## SOURCE TEXT
** Begin **

Keep your kids in check
Last week on Little Mermaid, in addition to the cutting and the littering, the elementary-age boy in front of us had no interest in moving forward with the line; he was too immersed in his iPhone game. When you're shuffling along at a snail's pace, even a half-inch of forward motion spells progress. So it's vexing to stand directly behind a person who's seemingly glued to the spot. Similarly, kids who push ahead of their parents, or sit on the queue barriers, or swing the line-segmenting ropes or chains are bound to run, kick or crash into a fellow queue-standard. Personal space on a Disney line is at a premium, so keeping your kids in check makes the crowded wait more pleasant for everyone.

** End **

## WHAT TO DO
**a.** Copy out the passage about kids in Disney lines word for word, between "Keep your kids" and "pleasant for everyone.", inclusive.
**b.** In the passage about kids in Disney lines, what kept the elementary-age boy from moving forward with the line?
**c.** Render this sentence from the passage about kids in Disney lines in Spanish: "Personal space on a Disney line is at a premium, so keeping your kids in check makes the crowded wait more pleasant for everyone."
Rely solely on the passage about kids in Disney lines.

## RAW RECORDS
** Begin **

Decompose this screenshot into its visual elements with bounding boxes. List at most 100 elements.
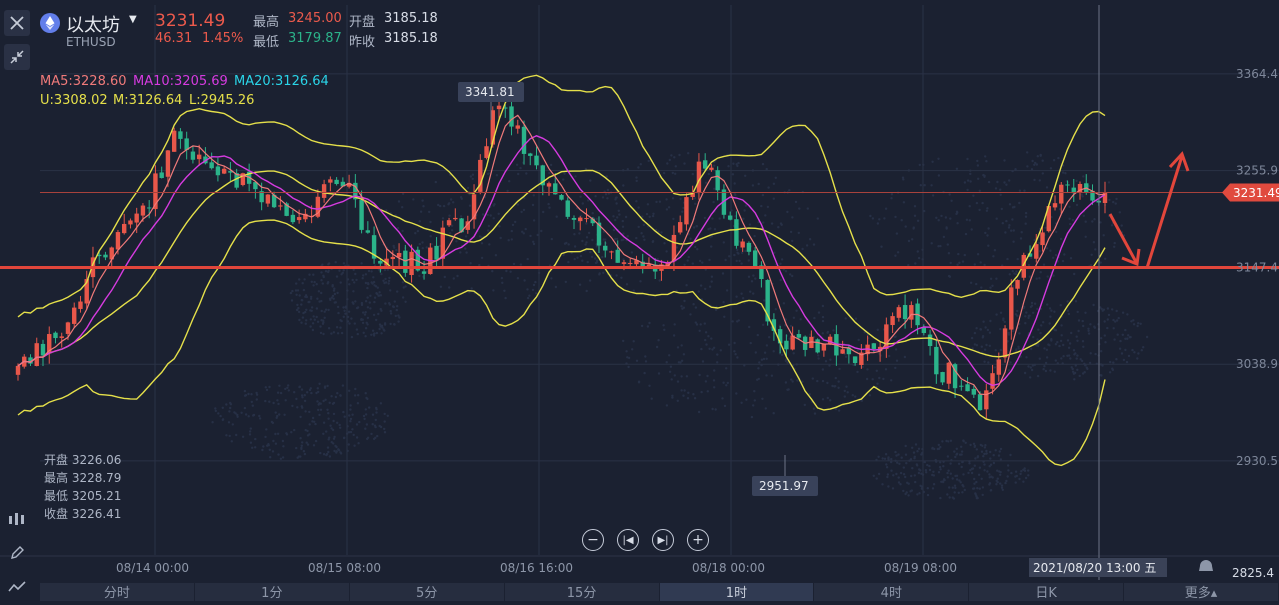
candle-body xyxy=(571,218,577,220)
candles-icon xyxy=(9,513,24,525)
collapse-icon xyxy=(10,50,24,64)
candle-body xyxy=(190,151,196,160)
prev-close-label: 昨收 xyxy=(349,35,376,50)
candle-body xyxy=(403,250,408,273)
candle-body xyxy=(65,322,71,334)
candle-body xyxy=(140,205,146,216)
peak-callout-label: 3341.81 xyxy=(465,85,515,99)
tab-15min[interactable]: 15分 xyxy=(505,583,660,601)
candle-body xyxy=(296,217,302,221)
chevron-down-icon[interactable]: ▼ xyxy=(129,14,137,25)
candle-body xyxy=(996,359,1001,375)
price-change: 46.31 xyxy=(155,31,193,46)
candle-body xyxy=(434,245,439,260)
pencil-icon xyxy=(11,546,24,559)
candle-body xyxy=(1040,232,1045,246)
candle-body xyxy=(684,197,689,225)
chart-background xyxy=(0,0,1279,601)
zoom-in-button[interactable]: + xyxy=(687,529,709,551)
candle-body xyxy=(265,194,271,204)
candle-body xyxy=(209,162,214,169)
candle-body xyxy=(746,242,752,252)
candle-body xyxy=(221,168,227,174)
tab-fenshi[interactable]: 分时 xyxy=(40,583,195,601)
candle-body xyxy=(496,105,502,110)
candle-body xyxy=(890,316,895,326)
ohlc-open: 开盘 3226.06 xyxy=(44,453,122,467)
zoom-out-button[interactable]: − xyxy=(582,529,604,551)
candle-body xyxy=(909,305,914,320)
candle-body xyxy=(727,215,733,220)
tab-daily[interactable]: 日K xyxy=(969,583,1125,601)
candle-body xyxy=(709,167,714,170)
candle-body xyxy=(103,254,108,258)
candle-body xyxy=(509,106,514,127)
price-axis-label: 2930.5 xyxy=(1236,454,1278,468)
candle-body xyxy=(453,217,458,220)
close-button[interactable] xyxy=(4,10,30,36)
tab-1hour[interactable]: 1时 xyxy=(659,583,815,601)
candle-body xyxy=(53,332,58,339)
candlestick-chart[interactable]: 3231.49 3364.4 3255.9 3147.4 3038.9 2930.5 282… xyxy=(0,0,1279,601)
candle-body xyxy=(484,146,489,158)
asset-name[interactable]: 以太坊 xyxy=(66,11,120,37)
candle-body xyxy=(615,249,620,263)
time-axis-label: 08/14 00:00 xyxy=(116,561,189,575)
candle-body xyxy=(965,384,970,392)
price-change-pct: 1.45% xyxy=(202,31,244,46)
candle-body xyxy=(559,195,564,200)
candle-body xyxy=(365,230,371,233)
trend-button[interactable] xyxy=(4,574,30,600)
candle-body xyxy=(72,307,77,324)
jump-end-button[interactable]: ▶| xyxy=(652,529,674,551)
candle-body xyxy=(1034,244,1039,259)
candle-body xyxy=(1052,203,1058,208)
candle-body xyxy=(977,394,983,411)
draw-button[interactable] xyxy=(4,540,30,566)
candle-body xyxy=(321,184,327,198)
candle-body xyxy=(796,334,802,338)
candle-body xyxy=(334,179,339,185)
candle-body xyxy=(215,166,221,176)
candle-body xyxy=(609,251,614,253)
boll-lower-label: L:2945.26 xyxy=(189,93,255,108)
candle-body xyxy=(359,200,364,230)
candle-body xyxy=(328,179,333,183)
candle-body xyxy=(902,305,908,320)
price-axis-label: 3147.4 xyxy=(1236,260,1278,274)
candle-body xyxy=(565,200,570,217)
open-label: 开盘 xyxy=(349,15,376,30)
tab-5min[interactable]: 5分 xyxy=(350,583,505,601)
indicator-button[interactable] xyxy=(4,506,30,532)
candle-body xyxy=(990,373,995,389)
price-axis-bottom: 2825.4 xyxy=(1232,566,1274,580)
ethereum-icon xyxy=(40,13,60,33)
jump-start-button[interactable]: |◀ xyxy=(617,529,639,551)
candle-body xyxy=(390,256,396,260)
candle-body xyxy=(1015,280,1020,289)
candle-body xyxy=(603,245,608,251)
candle-body xyxy=(896,307,902,318)
tab-4hour[interactable]: 4时 xyxy=(814,583,970,601)
candle-body xyxy=(421,271,427,274)
ohlc-low: 最低 3205.21 xyxy=(44,489,122,503)
current-price-text: 3231.49 xyxy=(1233,186,1279,200)
boll-upper-label: U:3308.02 xyxy=(40,93,108,108)
time-axis-label: 08/15 08:00 xyxy=(308,561,381,575)
minus-icon: − xyxy=(587,532,599,548)
candle-body xyxy=(815,339,820,353)
time-axis-label: 08/16 16:00 xyxy=(500,561,573,575)
candle-body xyxy=(278,205,283,207)
candle-body xyxy=(784,340,789,350)
price-axis-label: 3364.4 xyxy=(1236,67,1278,81)
candle-body xyxy=(34,343,39,366)
tab-more[interactable]: 更多▴ xyxy=(1124,583,1279,601)
prev-close-value: 3185.18 xyxy=(384,31,438,46)
candle-body xyxy=(584,218,589,220)
crosshair-time-label: 2021/08/20 13:00 五 xyxy=(1033,561,1156,575)
tab-1min[interactable]: 1分 xyxy=(195,583,350,601)
collapse-button[interactable] xyxy=(4,44,30,70)
ma20-label: MA20:3126.64 xyxy=(234,74,329,89)
candle-body xyxy=(852,356,858,363)
candle-body xyxy=(578,217,583,222)
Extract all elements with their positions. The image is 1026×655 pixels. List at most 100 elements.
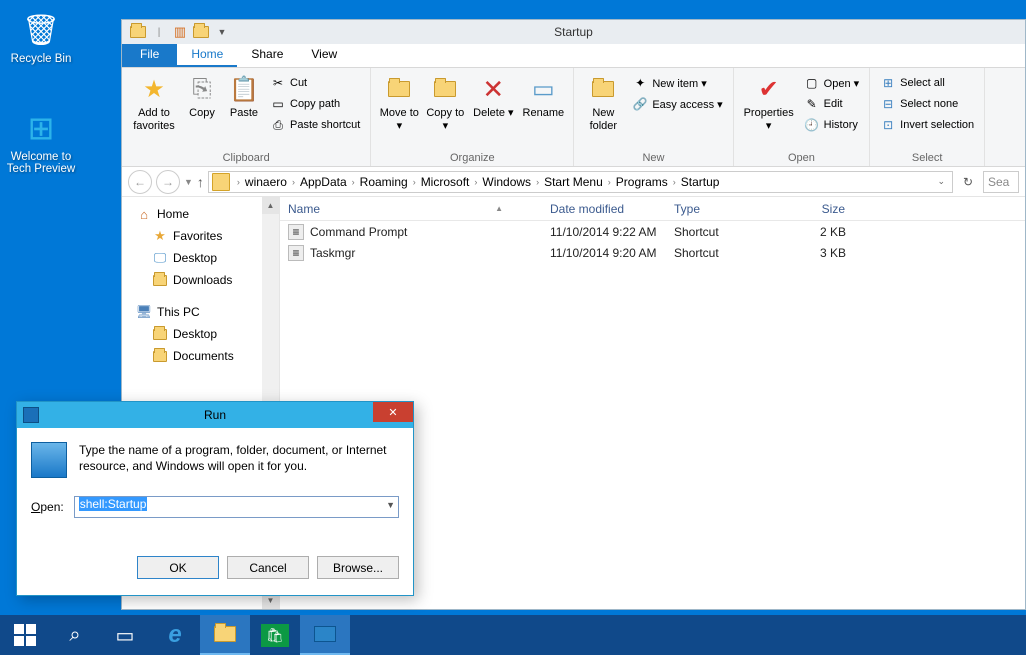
ribbon: ★ Add to favorites ⎘ Copy 📋 Paste ✂Cut ▭… (122, 68, 1025, 167)
copy-to-button[interactable]: Copy to ▾ (423, 71, 467, 134)
run-app-icon (23, 407, 39, 423)
rename-button[interactable]: ▭ Rename (519, 71, 567, 122)
copy-path-button[interactable]: ▭Copy path (266, 94, 364, 114)
browse-button[interactable]: Browse... (317, 556, 399, 579)
file-row[interactable]: ≡Command Prompt 11/10/2014 9:22 AM Short… (280, 221, 1025, 242)
folder-icon (212, 173, 230, 191)
tab-share[interactable]: Share (237, 44, 297, 67)
breadcrumb-dropdown[interactable]: ⌄ (937, 176, 949, 187)
desktop-icon-recycle-bin[interactable]: 🗑 Recycle Bin (6, 10, 76, 65)
taskbar-ie[interactable]: e (150, 615, 200, 655)
taskbar-explorer[interactable] (200, 615, 250, 655)
desktop-icon: 🖵 (152, 250, 168, 266)
back-button[interactable]: ← (128, 170, 152, 194)
nav-pc-documents[interactable]: Documents (122, 345, 279, 367)
column-size[interactable]: Size (784, 202, 854, 216)
paste-icon: 📋 (228, 73, 260, 105)
breadcrumb-item[interactable]: Programs (614, 175, 670, 189)
taskbar-run[interactable] (300, 615, 350, 655)
open-button[interactable]: ▢Open ▾ (800, 73, 864, 93)
file-row[interactable]: ≡Taskmgr 11/10/2014 9:20 AM Shortcut 3 K… (280, 242, 1025, 263)
select-none-icon: ⊟ (880, 96, 896, 112)
nav-desktop[interactable]: 🖵Desktop (122, 247, 279, 269)
select-none-button[interactable]: ⊟Select none (876, 94, 978, 114)
search-input[interactable]: Sea (983, 171, 1019, 193)
breadcrumb-item[interactable]: Start Menu (542, 175, 605, 189)
paste-shortcut-button[interactable]: ⎙Paste shortcut (266, 115, 364, 135)
run-titlebar[interactable]: Run ✕ (17, 402, 413, 428)
qat-dropdown-icon[interactable]: ▼ (212, 22, 232, 42)
edit-button[interactable]: ✎Edit (800, 94, 864, 114)
nav-downloads[interactable]: Downloads (122, 269, 279, 291)
qat-newfolder-icon[interactable] (191, 22, 211, 42)
shortcut-icon: ≡ (288, 224, 304, 240)
refresh-button[interactable]: ↻ (957, 171, 979, 193)
ribbon-tabs: File Home Share View (122, 44, 1025, 68)
breadcrumb-item[interactable]: Startup (679, 175, 722, 189)
delete-button[interactable]: ✕ Delete ▾ (469, 71, 517, 122)
close-button[interactable]: ✕ (373, 402, 413, 422)
taskbar-store[interactable]: 🛍 (250, 615, 300, 655)
home-icon: ⌂ (136, 206, 152, 222)
new-folder-button[interactable]: New folder (580, 71, 626, 134)
breadcrumb-item[interactable]: Windows (480, 175, 533, 189)
add-to-favorites-button[interactable]: ★ Add to favorites (128, 71, 180, 134)
history-button[interactable]: 🕘History (800, 115, 864, 135)
task-view-button[interactable]: ▭ (100, 615, 150, 655)
column-name[interactable]: Name▲ (280, 202, 542, 216)
tab-view[interactable]: View (297, 44, 351, 67)
scissors-icon: ✂ (270, 75, 286, 91)
run-input[interactable]: shell:Startup ▼ (74, 496, 399, 518)
select-all-button[interactable]: ⊞Select all (876, 73, 978, 93)
copy-path-icon: ▭ (270, 96, 286, 112)
easy-access-button[interactable]: 🔗Easy access ▾ (628, 94, 726, 114)
sort-asc-icon: ▲ (495, 204, 503, 213)
breadcrumb-item[interactable]: Microsoft (419, 175, 472, 189)
windows-icon (14, 624, 36, 646)
nav-this-pc[interactable]: 🖥This PC (122, 301, 279, 323)
ribbon-group-open: ✔ Properties ▾ ▢Open ▾ ✎Edit 🕘History Op… (734, 68, 871, 166)
delete-icon: ✕ (477, 73, 509, 105)
move-to-button[interactable]: Move to ▾ (377, 71, 421, 134)
ribbon-group-organize: Move to ▾ Copy to ▾ ✕ Delete ▾ ▭ Rename … (371, 68, 574, 166)
nav-pc-desktop[interactable]: Desktop (122, 323, 279, 345)
select-all-icon: ⊞ (880, 75, 896, 91)
qat-properties-icon[interactable]: ▥ (170, 22, 190, 42)
nav-favorites[interactable]: ★Favorites (122, 225, 279, 247)
breadcrumb-item[interactable]: winaero (243, 175, 289, 189)
paste-button[interactable]: 📋 Paste (224, 71, 264, 122)
cut-button[interactable]: ✂Cut (266, 73, 364, 93)
explorer-titlebar[interactable]: | ▥ ▼ Startup (122, 20, 1025, 44)
chevron-down-icon[interactable]: ▼ (386, 500, 395, 510)
tab-home[interactable]: Home (177, 44, 237, 67)
new-item-button[interactable]: ✦New item ▾ (628, 73, 726, 93)
invert-selection-button[interactable]: ⊡Invert selection (876, 115, 978, 135)
desktop-icon-label: Recycle Bin (6, 53, 76, 65)
nav-home[interactable]: ⌂Home (122, 203, 279, 225)
desktop-icon-welcome[interactable]: ⊞ Welcome to Tech Preview (6, 108, 76, 175)
ribbon-group-new: New folder ✦New item ▾ 🔗Easy access ▾ Ne… (574, 68, 733, 166)
cancel-button[interactable]: Cancel (227, 556, 309, 579)
search-button[interactable]: ⌕ (50, 615, 100, 655)
store-icon: 🛍 (261, 624, 289, 647)
up-button[interactable]: ↑ (197, 174, 204, 190)
breadcrumb-item[interactable]: AppData (298, 175, 349, 189)
qat-folder-icon[interactable] (128, 22, 148, 42)
properties-icon: ✔ (753, 73, 785, 105)
run-title: Run (204, 408, 226, 422)
ribbon-group-clipboard: ★ Add to favorites ⎘ Copy 📋 Paste ✂Cut ▭… (122, 68, 371, 166)
recent-dropdown[interactable]: ▼ (184, 177, 193, 187)
column-type[interactable]: Type (666, 202, 784, 216)
breadcrumb[interactable]: › winaero› AppData› Roaming› Microsoft› … (208, 171, 953, 193)
properties-button[interactable]: ✔ Properties ▾ (740, 71, 798, 134)
taskbar: ⌕ ▭ e 🛍 (0, 615, 1026, 655)
tab-file[interactable]: File (122, 44, 177, 67)
open-label: Open: (31, 500, 64, 514)
copy-button[interactable]: ⎘ Copy (182, 71, 222, 122)
breadcrumb-item[interactable]: Roaming (358, 175, 410, 189)
ok-button[interactable]: OK (137, 556, 219, 579)
group-label: Clipboard (128, 152, 364, 165)
start-button[interactable] (0, 615, 50, 655)
column-date[interactable]: Date modified (542, 202, 666, 216)
forward-button[interactable]: → (156, 170, 180, 194)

** End **

## RESULTS OF THE TASKS
**a.**
Keep your kids in check
Last week on Little Mermaid, in addition to the cutting and the littering, the elementary-age boy in front of us had no interest in moving forward with the line; he was too immersed in his iPhone game. When you're shuffling along at a snail's pace, even a half-inch of forward motion spells progress. So it's vexing to stand directly behind a person who's seemingly glued to the spot. Similarly, kids who push ahead of their parents, or sit on the queue barriers, or swing the line-segmenting ropes or chains are bound to run, kick or crash into a fellow queue-standard. Personal space on a Disney line is at a premium, so keeping your kids in check makes the crowded wait more pleasant for everyone.

**b.** He was too immersed in his iPhone game.

**c.** El espacio personal en una fila de Disney es escaso, así que mantener a tus hijos bajo control hace que la espera entre la multitud sea más agradable para todos.